Given task → Extract every record, keeping each one exactly as it is.

Dataset content →

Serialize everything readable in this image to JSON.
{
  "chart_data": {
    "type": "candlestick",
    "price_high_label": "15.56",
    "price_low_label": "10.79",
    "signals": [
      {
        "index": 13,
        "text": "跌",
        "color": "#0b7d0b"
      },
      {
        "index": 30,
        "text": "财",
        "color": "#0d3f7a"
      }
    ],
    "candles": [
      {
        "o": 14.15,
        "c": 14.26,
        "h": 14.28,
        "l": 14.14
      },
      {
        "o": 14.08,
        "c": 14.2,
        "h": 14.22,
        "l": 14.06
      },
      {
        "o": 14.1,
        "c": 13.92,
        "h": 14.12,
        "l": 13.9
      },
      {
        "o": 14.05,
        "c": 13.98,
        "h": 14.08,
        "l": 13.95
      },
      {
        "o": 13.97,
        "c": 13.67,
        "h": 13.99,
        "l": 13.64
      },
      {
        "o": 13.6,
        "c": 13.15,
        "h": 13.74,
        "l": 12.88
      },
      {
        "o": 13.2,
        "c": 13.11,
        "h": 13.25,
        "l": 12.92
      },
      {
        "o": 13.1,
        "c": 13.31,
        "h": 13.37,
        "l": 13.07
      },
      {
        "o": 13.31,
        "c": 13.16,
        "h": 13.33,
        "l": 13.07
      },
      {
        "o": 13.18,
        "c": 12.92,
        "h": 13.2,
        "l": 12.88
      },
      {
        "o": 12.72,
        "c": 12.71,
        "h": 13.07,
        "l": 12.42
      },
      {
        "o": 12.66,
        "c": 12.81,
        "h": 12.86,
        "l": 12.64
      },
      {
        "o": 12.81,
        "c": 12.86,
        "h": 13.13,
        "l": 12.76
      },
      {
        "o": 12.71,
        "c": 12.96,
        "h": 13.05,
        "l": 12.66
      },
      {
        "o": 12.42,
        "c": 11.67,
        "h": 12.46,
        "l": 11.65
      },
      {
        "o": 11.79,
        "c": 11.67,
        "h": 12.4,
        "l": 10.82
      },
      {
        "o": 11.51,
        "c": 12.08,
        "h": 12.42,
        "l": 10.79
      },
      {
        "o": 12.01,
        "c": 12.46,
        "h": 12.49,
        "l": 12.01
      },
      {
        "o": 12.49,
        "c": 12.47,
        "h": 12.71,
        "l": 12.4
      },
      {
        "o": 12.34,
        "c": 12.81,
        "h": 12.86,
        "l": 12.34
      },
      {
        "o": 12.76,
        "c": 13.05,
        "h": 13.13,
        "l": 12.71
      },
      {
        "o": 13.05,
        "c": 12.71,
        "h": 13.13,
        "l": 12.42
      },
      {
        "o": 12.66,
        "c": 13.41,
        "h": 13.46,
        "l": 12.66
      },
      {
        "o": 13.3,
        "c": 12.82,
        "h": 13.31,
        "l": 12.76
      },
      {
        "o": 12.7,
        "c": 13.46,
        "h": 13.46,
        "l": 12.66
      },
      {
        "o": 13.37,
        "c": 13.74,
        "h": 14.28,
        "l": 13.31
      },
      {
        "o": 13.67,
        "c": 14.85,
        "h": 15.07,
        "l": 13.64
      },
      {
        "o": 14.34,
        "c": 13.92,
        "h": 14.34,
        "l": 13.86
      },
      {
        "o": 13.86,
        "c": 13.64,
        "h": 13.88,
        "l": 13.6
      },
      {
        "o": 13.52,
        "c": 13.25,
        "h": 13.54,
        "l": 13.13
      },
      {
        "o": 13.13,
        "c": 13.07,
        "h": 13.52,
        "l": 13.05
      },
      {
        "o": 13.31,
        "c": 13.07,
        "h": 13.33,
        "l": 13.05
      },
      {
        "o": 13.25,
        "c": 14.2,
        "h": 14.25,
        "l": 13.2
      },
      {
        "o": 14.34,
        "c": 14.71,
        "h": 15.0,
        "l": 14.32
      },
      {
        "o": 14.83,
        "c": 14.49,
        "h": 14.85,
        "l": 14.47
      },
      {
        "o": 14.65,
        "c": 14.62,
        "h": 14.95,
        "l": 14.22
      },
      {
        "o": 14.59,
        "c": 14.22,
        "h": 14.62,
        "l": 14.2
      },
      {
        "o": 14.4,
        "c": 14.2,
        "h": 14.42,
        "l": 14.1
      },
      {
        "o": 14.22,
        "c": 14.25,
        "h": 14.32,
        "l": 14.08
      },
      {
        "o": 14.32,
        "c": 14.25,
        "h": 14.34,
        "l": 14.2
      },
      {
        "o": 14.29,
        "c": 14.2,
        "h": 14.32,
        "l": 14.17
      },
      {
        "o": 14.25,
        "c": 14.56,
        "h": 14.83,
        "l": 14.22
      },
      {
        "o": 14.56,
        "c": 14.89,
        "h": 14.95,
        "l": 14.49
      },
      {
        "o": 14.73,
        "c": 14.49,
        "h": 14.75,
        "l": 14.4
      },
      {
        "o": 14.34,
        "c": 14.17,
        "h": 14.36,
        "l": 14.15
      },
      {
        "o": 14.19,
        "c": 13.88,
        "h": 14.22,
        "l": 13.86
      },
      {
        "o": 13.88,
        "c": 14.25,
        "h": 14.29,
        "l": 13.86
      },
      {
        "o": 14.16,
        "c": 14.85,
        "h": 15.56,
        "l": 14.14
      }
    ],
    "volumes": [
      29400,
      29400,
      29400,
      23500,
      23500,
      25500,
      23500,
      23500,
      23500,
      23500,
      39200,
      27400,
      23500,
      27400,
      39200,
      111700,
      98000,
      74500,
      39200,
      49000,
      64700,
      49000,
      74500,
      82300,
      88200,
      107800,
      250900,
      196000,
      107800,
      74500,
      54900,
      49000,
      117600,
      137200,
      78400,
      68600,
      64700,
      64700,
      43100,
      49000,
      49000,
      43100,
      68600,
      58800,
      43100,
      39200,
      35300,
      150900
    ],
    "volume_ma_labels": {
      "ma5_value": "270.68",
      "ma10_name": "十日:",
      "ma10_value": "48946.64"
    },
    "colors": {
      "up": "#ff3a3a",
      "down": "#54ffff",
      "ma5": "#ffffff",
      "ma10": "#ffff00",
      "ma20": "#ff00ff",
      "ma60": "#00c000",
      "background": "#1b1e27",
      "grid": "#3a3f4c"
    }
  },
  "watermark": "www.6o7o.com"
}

Answer to this exercise →
Serialize everything readable in this image to JSON.
{
  "chart_data": {
    "type": "candlestick",
    "price_high_label": "15.56",
    "price_low_label": "10.79",
    "signals": [
      {
        "index": 13,
        "text": "跌",
        "color": "#0b7d0b"
      },
      {
        "index": 30,
        "text": "财",
        "color": "#0d3f7a"
      }
    ],
    "candles": [
      {
        "o": 14.15,
        "c": 14.26,
        "h": 14.28,
        "l": 14.14
      },
      {
        "o": 14.08,
        "c": 14.2,
        "h": 14.22,
        "l": 14.06
      },
      {
        "o": 14.1,
        "c": 13.92,
        "h": 14.12,
        "l": 13.9
      },
      {
        "o": 14.05,
        "c": 13.98,
        "h": 14.08,
        "l": 13.95
      },
      {
        "o": 13.97,
        "c": 13.67,
        "h": 13.99,
        "l": 13.64
      },
      {
        "o": 13.6,
        "c": 13.15,
        "h": 13.74,
        "l": 12.88
      },
      {
        "o": 13.2,
        "c": 13.11,
        "h": 13.25,
        "l": 12.92
      },
      {
        "o": 13.1,
        "c": 13.31,
        "h": 13.37,
        "l": 13.07
      },
      {
        "o": 13.31,
        "c": 13.16,
        "h": 13.33,
        "l": 13.07
      },
      {
        "o": 13.18,
        "c": 12.92,
        "h": 13.2,
        "l": 12.88
      },
      {
        "o": 12.72,
        "c": 12.71,
        "h": 13.07,
        "l": 12.42
      },
      {
        "o": 12.66,
        "c": 12.81,
        "h": 12.86,
        "l": 12.64
      },
      {
        "o": 12.81,
        "c": 12.86,
        "h": 13.13,
        "l": 12.76
      },
      {
        "o": 12.71,
        "c": 12.96,
        "h": 13.05,
        "l": 12.66
      },
      {
        "o": 12.42,
        "c": 11.67,
        "h": 12.46,
        "l": 11.65
      },
      {
        "o": 11.79,
        "c": 11.67,
        "h": 12.4,
        "l": 10.82
      },
      {
        "o": 11.51,
        "c": 12.08,
        "h": 12.42,
        "l": 10.79
      },
      {
        "o": 12.01,
        "c": 12.46,
        "h": 12.49,
        "l": 12.01
      },
      {
        "o": 12.49,
        "c": 12.47,
        "h": 12.71,
        "l": 12.4
      },
      {
        "o": 12.34,
        "c": 12.81,
        "h": 12.86,
        "l": 12.34
      },
      {
        "o": 12.76,
        "c": 13.05,
        "h": 13.13,
        "l": 12.71
      },
      {
        "o": 13.05,
        "c": 12.71,
        "h": 13.13,
        "l": 12.42
      },
      {
        "o": 12.66,
        "c": 13.41,
        "h": 13.46,
        "l": 12.66
      },
      {
        "o": 13.3,
        "c": 12.82,
        "h": 13.31,
        "l": 12.76
      },
      {
        "o": 12.7,
        "c": 13.46,
        "h": 13.46,
        "l": 12.66
      },
      {
        "o": 13.37,
        "c": 13.74,
        "h": 14.28,
        "l": 13.31
      },
      {
        "o": 13.67,
        "c": 14.85,
        "h": 15.07,
        "l": 13.64
      },
      {
        "o": 14.34,
        "c": 13.92,
        "h": 14.34,
        "l": 13.86
      },
      {
        "o": 13.86,
        "c": 13.64,
        "h": 13.88,
        "l": 13.6
      },
      {
        "o": 13.52,
        "c": 13.25,
        "h": 13.54,
        "l": 13.13
      },
      {
        "o": 13.13,
        "c": 13.07,
        "h": 13.52,
        "l": 13.05
      },
      {
        "o": 13.31,
        "c": 13.07,
        "h": 13.33,
        "l": 13.05
      },
      {
        "o": 13.25,
        "c": 14.2,
        "h": 14.25,
        "l": 13.2
      },
      {
        "o": 14.34,
        "c": 14.71,
        "h": 15.0,
        "l": 14.32
      },
      {
        "o": 14.83,
        "c": 14.49,
        "h": 14.85,
        "l": 14.47
      },
      {
        "o": 14.65,
        "c": 14.62,
        "h": 14.95,
        "l": 14.22
      },
      {
        "o": 14.59,
        "c": 14.22,
        "h": 14.62,
        "l": 14.2
      },
      {
        "o": 14.4,
        "c": 14.2,
        "h": 14.42,
        "l": 14.1
      },
      {
        "o": 14.22,
        "c": 14.25,
        "h": 14.32,
        "l": 14.08
      },
      {
        "o": 14.32,
        "c": 14.25,
        "h": 14.34,
        "l": 14.2
      },
      {
        "o": 14.29,
        "c": 14.2,
        "h": 14.32,
        "l": 14.17
      },
      {
        "o": 14.25,
        "c": 14.56,
        "h": 14.83,
        "l": 14.22
      },
      {
        "o": 14.56,
        "c": 14.89,
        "h": 14.95,
        "l": 14.49
      },
      {
        "o": 14.73,
        "c": 14.49,
        "h": 14.75,
        "l": 14.4
      },
      {
        "o": 14.34,
        "c": 14.17,
        "h": 14.36,
        "l": 14.15
      },
      {
        "o": 14.19,
        "c": 13.88,
        "h": 14.22,
        "l": 13.86
      },
      {
        "o": 13.88,
        "c": 14.25,
        "h": 14.29,
        "l": 13.86
      },
      {
        "o": 14.16,
        "c": 14.85,
        "h": 15.56,
        "l": 14.14
      }
    ],
    "volumes": [
      29400,
      29400,
      29400,
      23500,
      23500,
      25500,
      23500,
      23500,
      23500,
      23500,
      39200,
      27400,
      23500,
      27400,
      39200,
      111700,
      98000,
      74500,
      39200,
      49000,
      64700,
      49000,
      74500,
      82300,
      88200,
      107800,
      250900,
      196000,
      107800,
      74500,
      54900,
      49000,
      117600,
      137200,
      78400,
      68600,
      64700,
      64700,
      43100,
      49000,
      49000,
      43100,
      68600,
      58800,
      43100,
      39200,
      35300,
      150900
    ],
    "volume_ma_labels": {
      "ma5_value": "270.68",
      "ma10_name": "十日:",
      "ma10_value": "48946.64"
    },
    "colors": {
      "up": "#ff3a3a",
      "down": "#54ffff",
      "ma5": "#ffffff",
      "ma10": "#ffff00",
      "ma20": "#ff00ff",
      "ma60": "#00c000",
      "background": "#1b1e27",
      "grid": "#3a3f4c"
    }
  },
  "watermark": "www.6o7o.com"
}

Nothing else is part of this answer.